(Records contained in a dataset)
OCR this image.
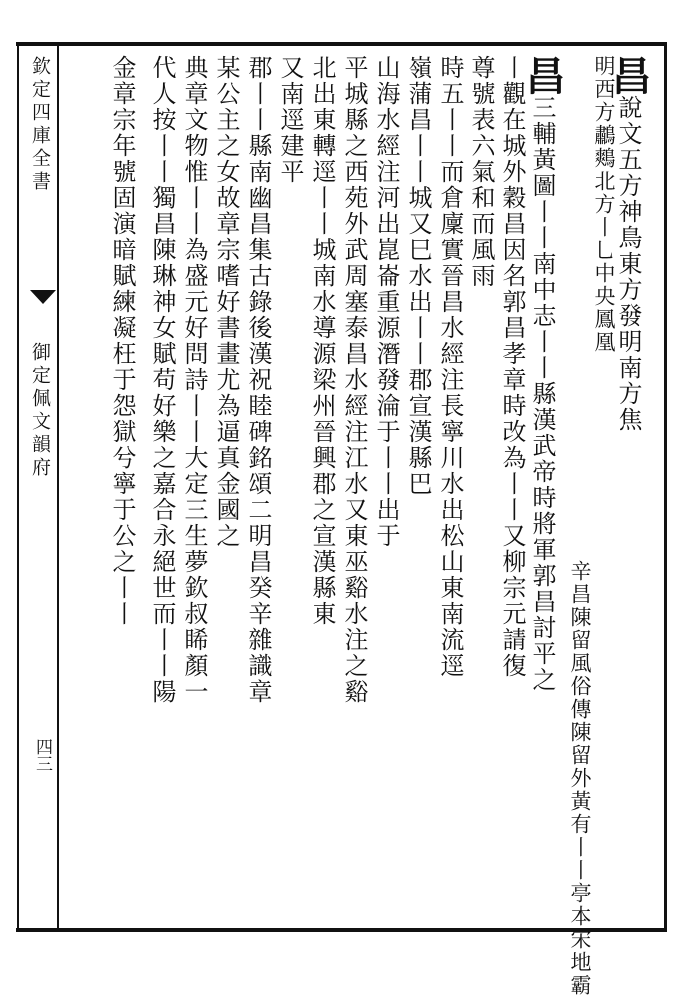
欽定四庫全書
御定佩文韻府
四三
昌說文五方神鳥東方發明南方焦
明西方鷫鷞北方丨乚中央鳳凰
辛昌陳留風俗傳陳留外黃有丨丨亭本宋地霸
昌三輔黃圖丨丨南中志丨丨縣漢武帝時將軍郭昌討平之
丨觀在城外穀昌因名郭昌孝章時改為丨丨又柳宗元請復
尊號表六氣和而風雨
時五丨丨而倉廩實晉昌水經注長寧川水出松山東南流逕
嶺蒲昌丨丨城又巳水出丨丨郡宣漢縣巴
山海水經注河出崑崙重源潛發淪于丨丨出于
平城縣之西苑外武周塞泰昌水經注江水又東巫谿水注之谿
北出東轉逕丨丨城南水導源梁州晉興郡之宣漢縣東
又南逕建平
郡丨丨縣南幽昌集古錄後漢祝睦碑銘頌二明昌癸辛雜識章
某公主之女故章宗嗜好書畫尤為逼真金國之
典章文物惟丨丨為盛元好問詩丨丨大定三生夢欽叔睎顏一
代人按丨丨獨昌陳琳神女賦苟好樂之嘉合永絕世而丨丨陽
金章宗年號固演暗賦練凝枉于怨獄兮寧于公之丨丨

# What the task requires:
Reproduce the listing word for word and omit its pictures.

# Task response:
OCR this image.
欽定四庫全書
御定佩文韻府
四三
昌說文五方神鳥東方發明南方焦
明西方鷫鷞北方丨乚中央鳳凰
辛昌陳留風俗傳陳留外黃有丨丨亭本宋地霸
昌三輔黃圖丨丨南中志丨丨縣漢武帝時將軍郭昌討平之
丨觀在城外穀昌因名郭昌孝章時改為丨丨又柳宗元請復
尊號表六氣和而風雨
時五丨丨而倉廩實晉昌水經注長寧川水出松山東南流逕
嶺蒲昌丨丨城又巳水出丨丨郡宣漢縣巴
山海水經注河出崑崙重源潛發淪于丨丨出于
平城縣之西苑外武周塞泰昌水經注江水又東巫谿水注之谿
北出東轉逕丨丨城南水導源梁州晉興郡之宣漢縣東
又南逕建平
郡丨丨縣南幽昌集古錄後漢祝睦碑銘頌二明昌癸辛雜識章
某公主之女故章宗嗜好書畫尤為逼真金國之
典章文物惟丨丨為盛元好問詩丨丨大定三生夢欽叔睎顏一
代人按丨丨獨昌陳琳神女賦苟好樂之嘉合永絕世而丨丨陽
金章宗年號固演暗賦練凝枉于怨獄兮寧于公之丨丨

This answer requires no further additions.